_Exercise brief_
Output all records precisely as written.
§ §
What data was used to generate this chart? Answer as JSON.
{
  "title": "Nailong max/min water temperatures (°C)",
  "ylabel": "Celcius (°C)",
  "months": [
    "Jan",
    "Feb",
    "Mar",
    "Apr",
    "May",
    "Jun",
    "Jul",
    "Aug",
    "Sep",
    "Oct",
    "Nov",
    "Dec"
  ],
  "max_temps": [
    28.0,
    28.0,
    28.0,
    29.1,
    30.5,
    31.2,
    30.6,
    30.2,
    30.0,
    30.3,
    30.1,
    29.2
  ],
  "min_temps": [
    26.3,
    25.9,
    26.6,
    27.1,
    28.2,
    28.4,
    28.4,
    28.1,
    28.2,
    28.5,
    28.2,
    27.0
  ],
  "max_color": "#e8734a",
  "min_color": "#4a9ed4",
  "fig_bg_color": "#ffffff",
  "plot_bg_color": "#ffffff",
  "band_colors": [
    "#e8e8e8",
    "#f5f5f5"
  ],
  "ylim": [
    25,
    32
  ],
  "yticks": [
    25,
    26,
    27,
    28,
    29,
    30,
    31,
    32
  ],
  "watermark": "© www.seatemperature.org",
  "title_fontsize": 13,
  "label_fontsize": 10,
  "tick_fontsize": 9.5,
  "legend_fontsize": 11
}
§ §
_Expected answer_
What data was used to generate this chart? Answer as JSON.
{
  "title": "Nailong max/min water temperatures (°C)",
  "ylabel": "Celcius (°C)",
  "months": [
    "Jan",
    "Feb",
    "Mar",
    "Apr",
    "May",
    "Jun",
    "Jul",
    "Aug",
    "Sep",
    "Oct",
    "Nov",
    "Dec"
  ],
  "max_temps": [
    28.0,
    28.0,
    28.0,
    29.1,
    30.5,
    31.2,
    30.6,
    30.2,
    30.0,
    30.3,
    30.1,
    29.2
  ],
  "min_temps": [
    26.3,
    25.9,
    26.6,
    27.1,
    28.2,
    28.4,
    28.4,
    28.1,
    28.2,
    28.5,
    28.2,
    27.0
  ],
  "max_color": "#e8734a",
  "min_color": "#4a9ed4",
  "fig_bg_color": "#ffffff",
  "plot_bg_color": "#ffffff",
  "band_colors": [
    "#e8e8e8",
    "#f5f5f5"
  ],
  "ylim": [
    25,
    32
  ],
  "yticks": [
    25,
    26,
    27,
    28,
    29,
    30,
    31,
    32
  ],
  "watermark": "© www.seatemperature.org",
  "title_fontsize": 13,
  "label_fontsize": 10,
  "tick_fontsize": 9.5,
  "legend_fontsize": 11
}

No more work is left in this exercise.